───── SOURCE DATA ─────
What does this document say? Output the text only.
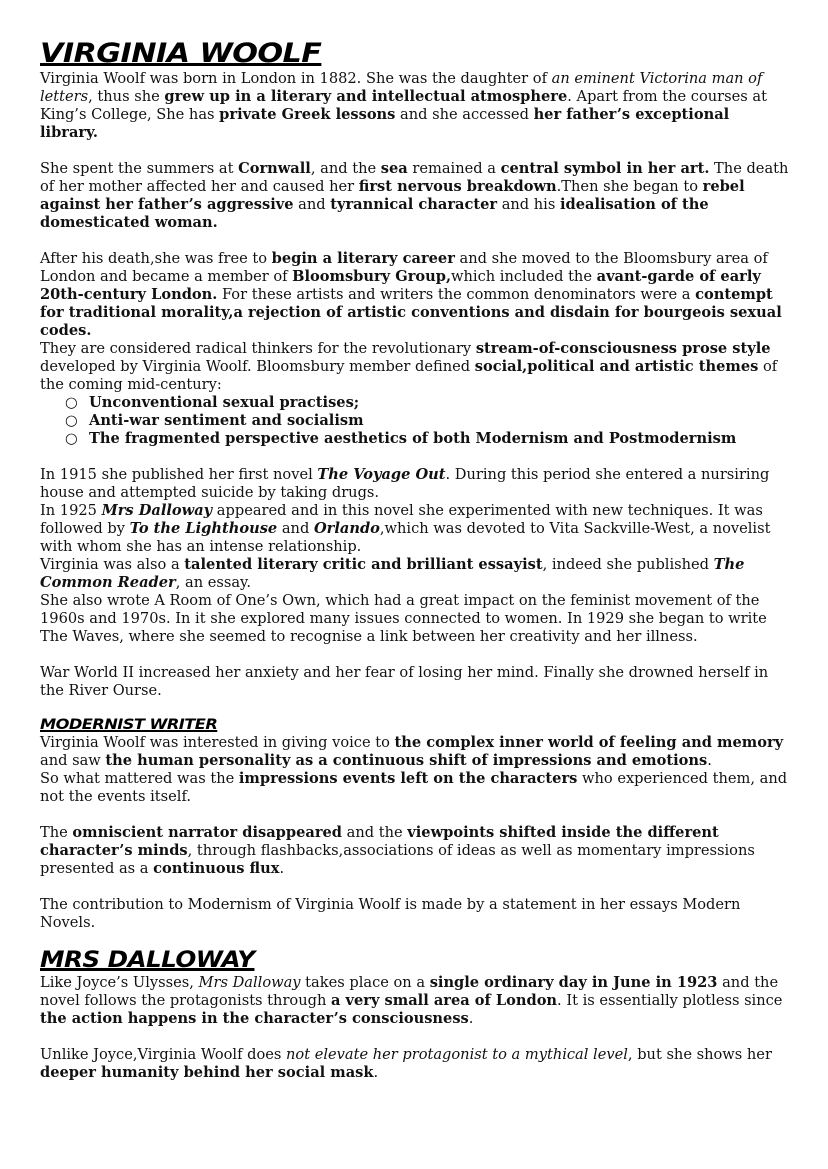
VIRGINIA WOOLF

Virginia Woolf was born in London in 1882. She was the daughter of an eminent Victorina man of letters, thus she grew up in a literary and intellectual atmosphere. Apart from the courses at King’s College, She has private Greek lessons and she accessed her father’s exceptional library.

She spent the summers at Cornwall, and the sea remained a central symbol in her art. The death of her mother affected her and caused her first nervous breakdown.Then she began to rebel against her father’s aggressive and tyrannical character and his idealisation of the domesticated woman.

After his death,she was free to begin a literary career and she moved to the Bloomsbury area of London and became a member of Bloomsbury Group,which included the avant-garde of early 20th-century London. For these artists and writers the common denominators were a contempt for traditional morality,a rejection of artistic conventions and disdain for bourgeois sexual codes.

They are considered radical thinkers for the revolutionary stream-of-consciousness prose style developed by Virginia Woolf. Bloomsbury member defined social,political and artistic themes of the coming mid-century:

○ Unconventional sexual practises;
○ Anti-war sentiment and socialism
○ The fragmented perspective aesthetics of both Modernism and Postmodernism

In 1915 she published her first novel The Voyage Out. During this period she entered a nursiring house and attempted suicide by taking drugs.

In 1925 Mrs Dalloway appeared and in this novel she experimented with new techniques. It was followed by To the Lighthouse and Orlando,which was devoted to Vita Sackville-West, a novelist with whom she has an intense relationship.

Virginia was also a talented literary critic and brilliant essayist, indeed she published The Common Reader, an essay.

She also wrote A Room of One’s Own, which had a great impact on the feminist movement of the 1960s and 1970s. In it she explored many issues connected to women. In 1929 she began to write The Waves, where she seemed to recognise a link between her creativity and her illness.

War World II increased her anxiety and her fear of losing her mind. Finally she drowned herself in the River Ourse.

MODERNIST WRITER

Virginia Woolf was interested in giving voice to the complex inner world of feeling and memory and saw the human personality as a continuous shift of impressions and emotions.

So what mattered was the impressions events left on the characters who experienced them, and not the events itself.

The omniscient narrator disappeared and the viewpoints shifted inside the different character’s minds, through flashbacks,associations of ideas as well as momentary impressions presented as a continuous flux.

The contribution to Modernism of Virginia Woolf is made by a statement in her essays Modern Novels.

MRS DALLOWAY

Like Joyce’s Ulysses, Mrs Dalloway takes place on a single ordinary day in June in 1923 and the novel follows the protagonists through a very small area of London. It is essentially plotless since the action happens in the character’s consciousness.

Unlike Joyce,Virginia Woolf does not elevate her protagonist to a mythical level, but she shows her deeper humanity behind her social mask.
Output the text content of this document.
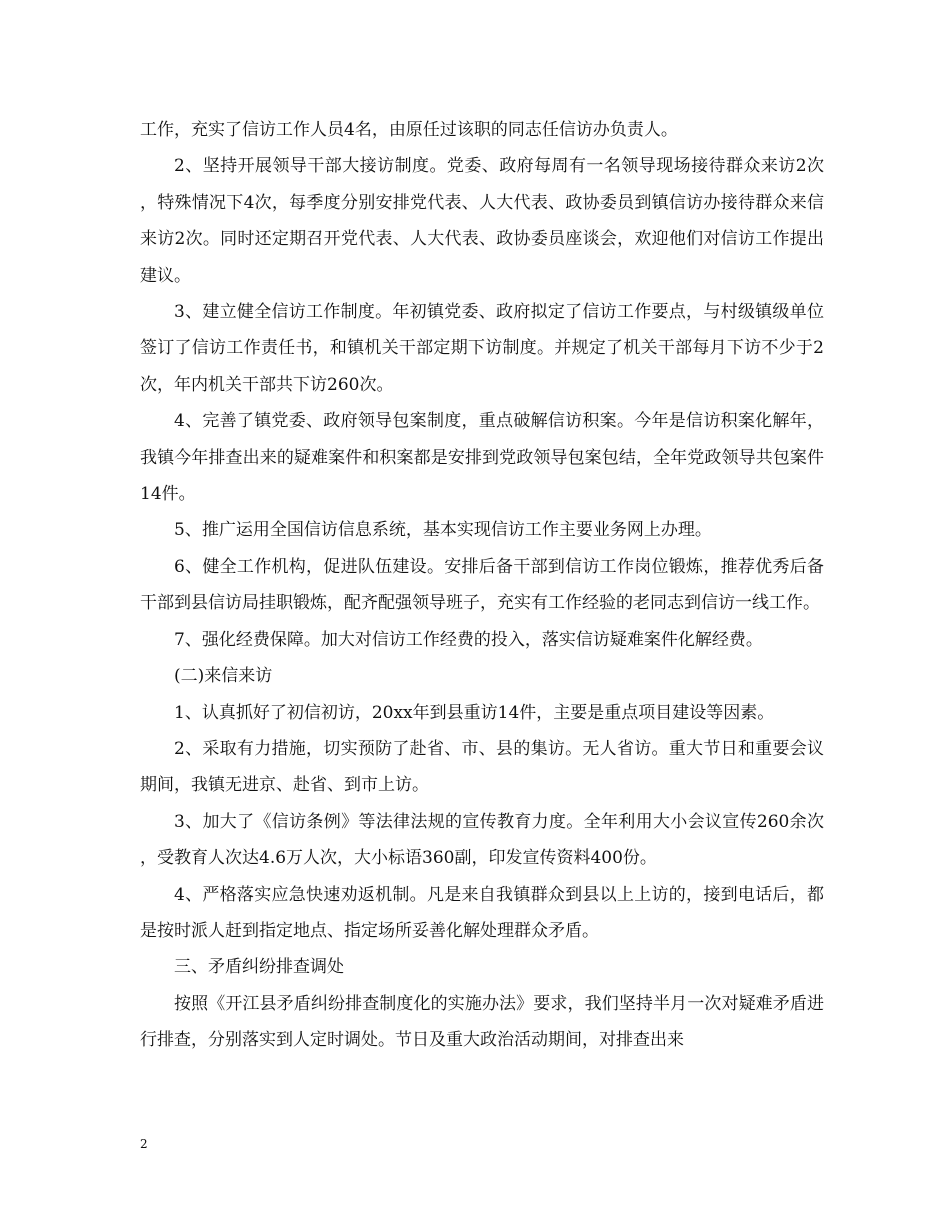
工作，充实了信访工作人员4名，由原任过该职的同志任信访办负责人。

2、坚持开展领导干部大接访制度。党委、政府每周有一名领导现场接待群众来访2次，特殊情况下4次，每季度分别安排党代表、人大代表、政协委员到镇信访办接待群众来信来访2次。同时还定期召开党代表、人大代表、政协委员座谈会，欢迎他们对信访工作提出建议。

3、建立健全信访工作制度。年初镇党委、政府拟定了信访工作要点，与村级镇级单位签订了信访工作责任书，和镇机关干部定期下访制度。并规定了机关干部每月下访不少于2次，年内机关干部共下访260次。

4、完善了镇党委、政府领导包案制度，重点破解信访积案。今年是信访积案化解年，我镇今年排查出来的疑难案件和积案都是安排到党政领导包案包结，全年党政领导共包案件14件。

5、推广运用全国信访信息系统，基本实现信访工作主要业务网上办理。

6、健全工作机构，促进队伍建设。安排后备干部到信访工作岗位锻炼，推荐优秀后备干部到县信访局挂职锻炼，配齐配强领导班子，充实有工作经验的老同志到信访一线工作。

7、强化经费保障。加大对信访工作经费的投入，落实信访疑难案件化解经费。

(二)来信来访

1、认真抓好了初信初访，20xx年到县重访14件，主要是重点项目建设等因素。

2、采取有力措施，切实预防了赴省、市、县的集访。无人省访。重大节日和重要会议期间，我镇无进京、赴省、到市上访。

3、加大了《信访条例》等法律法规的宣传教育力度。全年利用大小会议宣传260余次，受教育人次达4.6万人次，大小标语360副，印发宣传资料400份。

4、严格落实应急快速劝返机制。凡是来自我镇群众到县以上上访的，接到电话后，都是按时派人赶到指定地点、指定场所妥善化解处理群众矛盾。

三、矛盾纠纷排查调处

按照《开江县矛盾纠纷排查制度化的实施办法》要求，我们坚持半月一次对疑难矛盾进行排查，分别落实到人定时调处。节日及重大政治活动期间，对排查出来

2
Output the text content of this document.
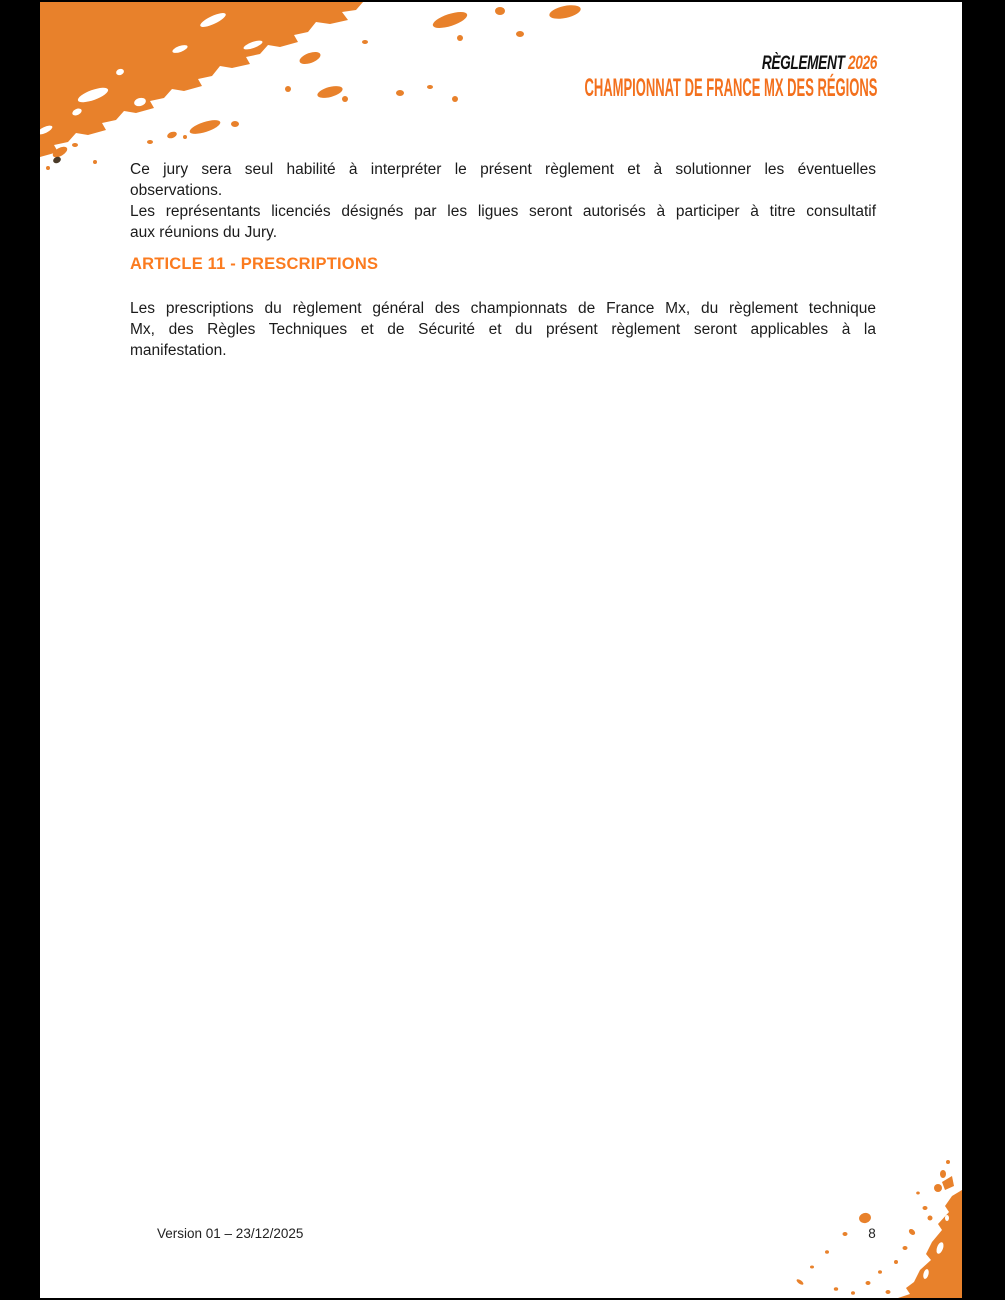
RÈGLEMENT 2026
CHAMPIONNAT DE FRANCE MX DES RÉGIONS
Ce jury sera seul habilité à interpréter le présent règlement et à solutionner les éventuelles
observations.
Les représentants licenciés désignés par les ligues seront autorisés à participer à titre consultatif
aux réunions du Jury.
ARTICLE 11 - PRESCRIPTIONS
Les prescriptions du règlement général des championnats de France Mx, du règlement technique
Mx, des Règles Techniques et de Sécurité et du présent règlement seront applicables à la
manifestation.
Version 01 – 23/12/2025	8
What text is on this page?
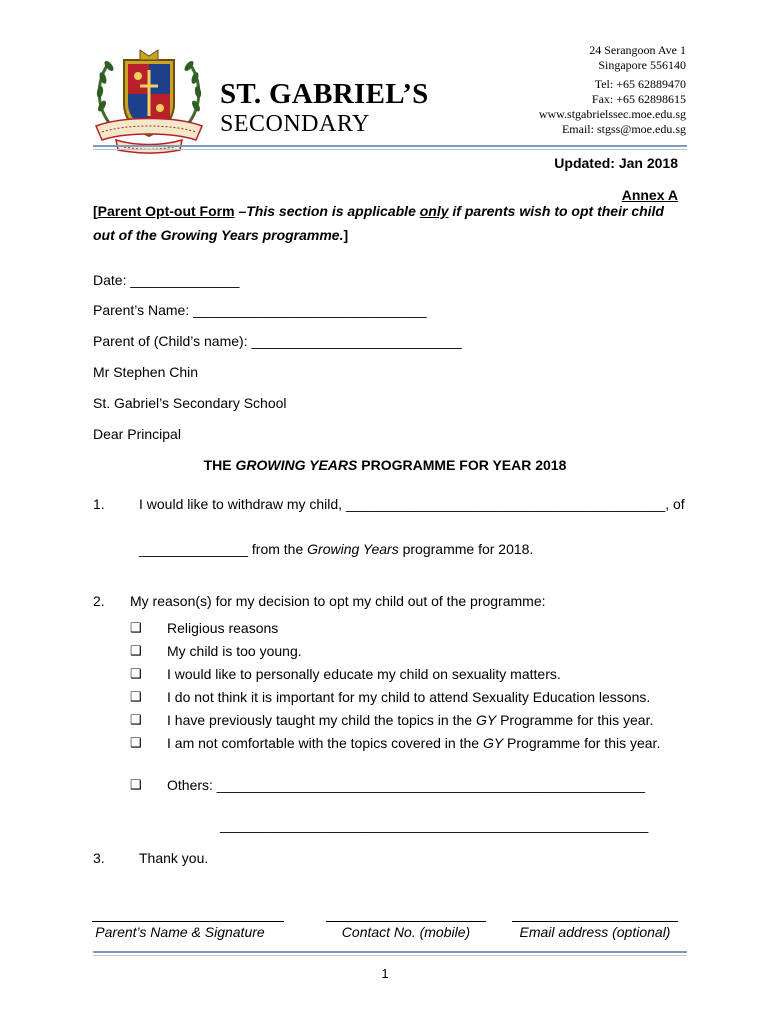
ST. GABRIEL’S
SECONDARY
24 Serangoon Ave 1
Singapore 556140
Tel: +65 62889470
Fax: +65 62898615
www.stgabrielssec.moe.edu.sg
Email: stgss@moe.edu.sg
Updated: Jan 2018
Annex A
[Parent Opt-out Form –This section is applicable only if parents wish to opt their child
out of the Growing Years programme.]
Date: ______________
Parent’s Name: ______________________________
Parent of (Child’s name): ___________________________
Mr Stephen Chin
St. Gabriel’s Secondary School
Dear Principal
THE GROWING YEARS PROGRAMME FOR YEAR 2018
1. I would like to withdraw my child, _________________________________________, of
______________ from the Growing Years programme for 2018.
2. My reason(s) for my decision to opt my child out of the programme:
❑ Religious reasons
❑ My child is too young.
❑ I would like to personally educate my child on sexuality matters.
❑ I do not think it is important for my child to attend Sexuality Education lessons.
❑ I have previously taught my child the topics in the GY Programme for this year.
❑ I am not comfortable with the topics covered in the GY Programme for this year.
❑ Others: _______________________________________________________
_______________________________________________________
3. Thank you.
Parent’s Name & Signature	Contact No. (mobile)	Email address (optional)
1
─────
◆ **REQUIREMENTS**: Copy out every line from the data above that has "through" in it.

◆ **SOLUTION**:
The omniscient narrator disappeared and the viewpoints shifted inside the different character’s minds, through flashbacks,associations of ideas as well as momentary impressions presented as a continuous flux.
Like Joyce’s Ulysses, Mrs Dalloway takes place on a single ordinary day in June in 1923 and the novel follows the protagonists through a very small area of London. It is essentially plotless since the action happens in the character’s consciousness.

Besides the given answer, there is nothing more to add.